══ Data entries

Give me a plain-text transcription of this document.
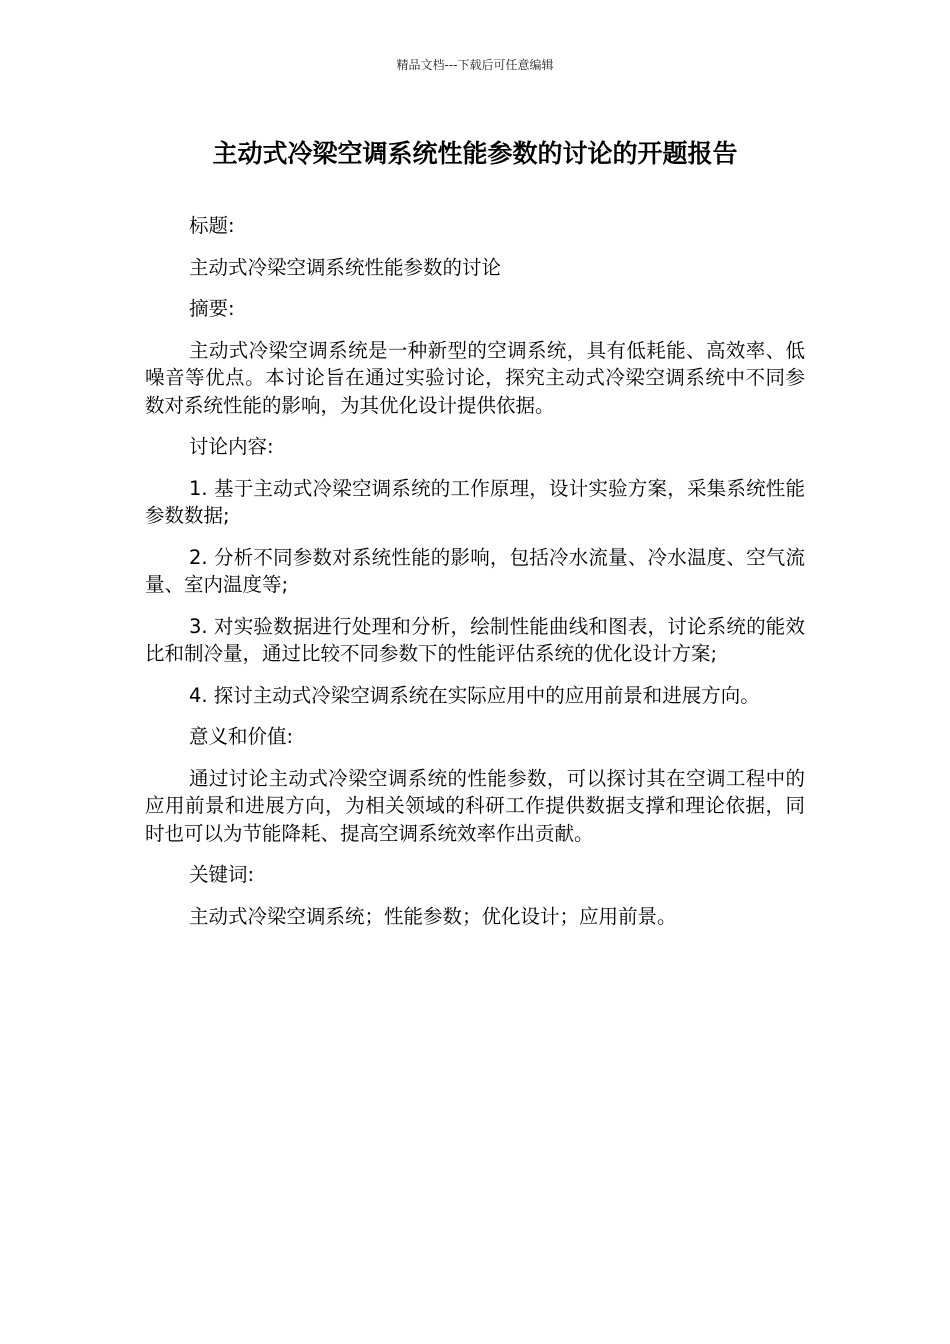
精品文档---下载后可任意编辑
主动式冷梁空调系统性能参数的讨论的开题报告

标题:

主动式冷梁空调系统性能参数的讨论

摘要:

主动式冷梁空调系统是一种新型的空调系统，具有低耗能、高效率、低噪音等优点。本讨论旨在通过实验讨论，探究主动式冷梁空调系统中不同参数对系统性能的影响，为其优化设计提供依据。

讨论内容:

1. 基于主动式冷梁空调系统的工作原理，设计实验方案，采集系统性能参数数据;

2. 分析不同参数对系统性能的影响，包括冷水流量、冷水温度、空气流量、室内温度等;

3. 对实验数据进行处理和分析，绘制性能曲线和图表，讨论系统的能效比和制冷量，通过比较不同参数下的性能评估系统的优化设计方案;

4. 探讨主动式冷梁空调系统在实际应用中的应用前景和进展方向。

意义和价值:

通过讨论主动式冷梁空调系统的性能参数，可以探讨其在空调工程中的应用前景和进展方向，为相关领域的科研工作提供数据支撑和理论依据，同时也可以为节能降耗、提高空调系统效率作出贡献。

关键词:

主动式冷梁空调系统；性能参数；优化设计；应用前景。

════
══ Data entries

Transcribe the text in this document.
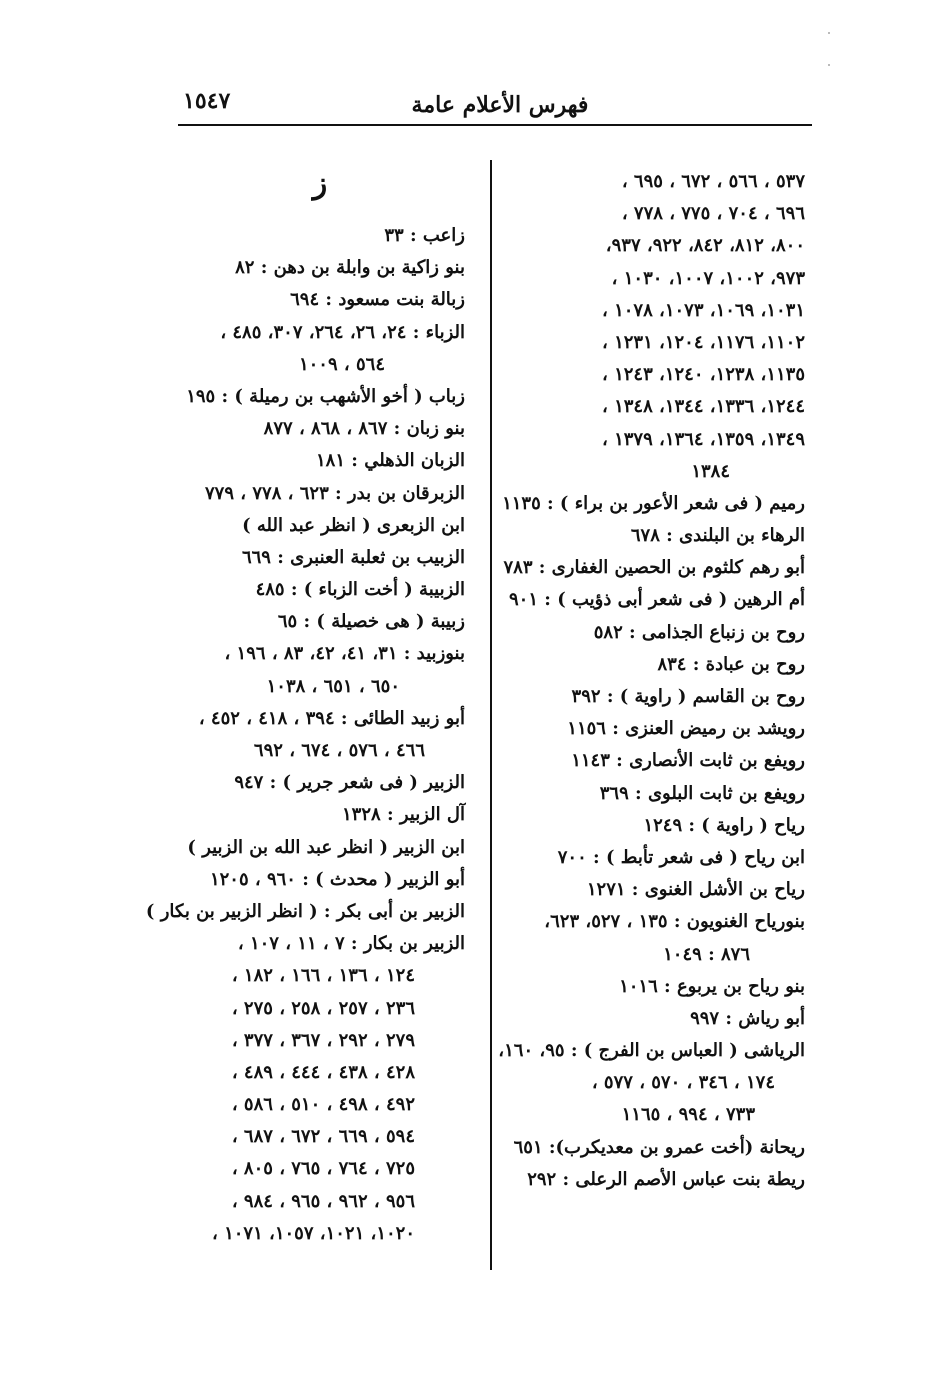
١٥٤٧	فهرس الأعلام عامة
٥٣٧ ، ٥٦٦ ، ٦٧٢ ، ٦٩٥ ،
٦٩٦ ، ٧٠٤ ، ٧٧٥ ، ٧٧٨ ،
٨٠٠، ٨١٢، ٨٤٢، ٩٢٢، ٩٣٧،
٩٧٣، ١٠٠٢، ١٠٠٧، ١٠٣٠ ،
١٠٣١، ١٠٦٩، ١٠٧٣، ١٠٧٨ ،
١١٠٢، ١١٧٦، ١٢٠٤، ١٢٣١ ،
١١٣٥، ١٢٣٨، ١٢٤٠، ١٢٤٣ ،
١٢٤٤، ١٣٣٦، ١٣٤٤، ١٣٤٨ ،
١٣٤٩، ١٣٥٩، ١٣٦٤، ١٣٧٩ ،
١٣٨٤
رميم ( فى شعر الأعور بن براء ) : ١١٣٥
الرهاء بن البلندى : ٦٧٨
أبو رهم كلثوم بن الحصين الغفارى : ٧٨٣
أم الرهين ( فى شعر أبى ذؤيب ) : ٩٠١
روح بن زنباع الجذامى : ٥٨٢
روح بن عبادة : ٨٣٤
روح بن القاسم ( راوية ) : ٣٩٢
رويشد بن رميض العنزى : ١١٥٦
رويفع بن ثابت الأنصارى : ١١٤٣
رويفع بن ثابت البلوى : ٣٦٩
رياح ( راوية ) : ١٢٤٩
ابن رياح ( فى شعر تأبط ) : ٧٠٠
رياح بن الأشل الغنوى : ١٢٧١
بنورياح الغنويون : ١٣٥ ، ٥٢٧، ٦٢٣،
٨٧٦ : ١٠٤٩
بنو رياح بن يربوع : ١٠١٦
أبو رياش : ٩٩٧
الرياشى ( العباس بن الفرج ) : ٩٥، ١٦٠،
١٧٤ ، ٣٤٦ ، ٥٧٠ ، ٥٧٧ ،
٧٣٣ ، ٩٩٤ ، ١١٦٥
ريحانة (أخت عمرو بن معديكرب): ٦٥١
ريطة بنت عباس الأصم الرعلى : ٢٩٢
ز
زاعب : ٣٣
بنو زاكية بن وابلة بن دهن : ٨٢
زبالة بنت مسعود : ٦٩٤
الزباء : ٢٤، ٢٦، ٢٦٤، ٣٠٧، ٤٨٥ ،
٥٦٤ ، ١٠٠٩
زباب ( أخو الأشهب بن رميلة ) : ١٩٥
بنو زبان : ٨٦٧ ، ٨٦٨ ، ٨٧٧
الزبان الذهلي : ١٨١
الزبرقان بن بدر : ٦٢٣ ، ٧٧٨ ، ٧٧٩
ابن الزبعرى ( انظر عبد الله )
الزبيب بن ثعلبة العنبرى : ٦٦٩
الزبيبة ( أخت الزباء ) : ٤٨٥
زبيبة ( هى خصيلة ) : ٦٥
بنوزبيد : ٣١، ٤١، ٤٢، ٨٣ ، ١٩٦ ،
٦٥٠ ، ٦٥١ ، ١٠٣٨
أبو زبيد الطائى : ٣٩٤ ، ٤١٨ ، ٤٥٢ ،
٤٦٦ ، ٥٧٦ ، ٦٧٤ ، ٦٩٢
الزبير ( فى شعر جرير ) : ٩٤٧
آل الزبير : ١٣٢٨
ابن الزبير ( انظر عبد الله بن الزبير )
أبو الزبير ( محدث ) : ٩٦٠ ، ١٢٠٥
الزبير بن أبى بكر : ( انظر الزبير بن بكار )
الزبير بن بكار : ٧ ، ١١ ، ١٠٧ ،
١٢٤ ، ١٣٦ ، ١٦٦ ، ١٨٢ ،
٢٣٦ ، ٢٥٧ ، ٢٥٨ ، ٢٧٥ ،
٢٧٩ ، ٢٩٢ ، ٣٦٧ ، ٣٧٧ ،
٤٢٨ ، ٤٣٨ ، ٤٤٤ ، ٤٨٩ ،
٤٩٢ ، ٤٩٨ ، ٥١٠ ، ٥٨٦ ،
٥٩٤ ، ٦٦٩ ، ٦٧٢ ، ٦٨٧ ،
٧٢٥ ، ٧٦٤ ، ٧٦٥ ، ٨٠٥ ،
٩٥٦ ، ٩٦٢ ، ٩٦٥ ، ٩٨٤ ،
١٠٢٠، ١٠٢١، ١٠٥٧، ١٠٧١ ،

════

Aim of the task: Your task is to collect every line above that contains the word "الله".

Output below:
ابن الزبعرى ( انظر عبد الله )
ابن الزبير ( انظر عبد الله بن الزبير )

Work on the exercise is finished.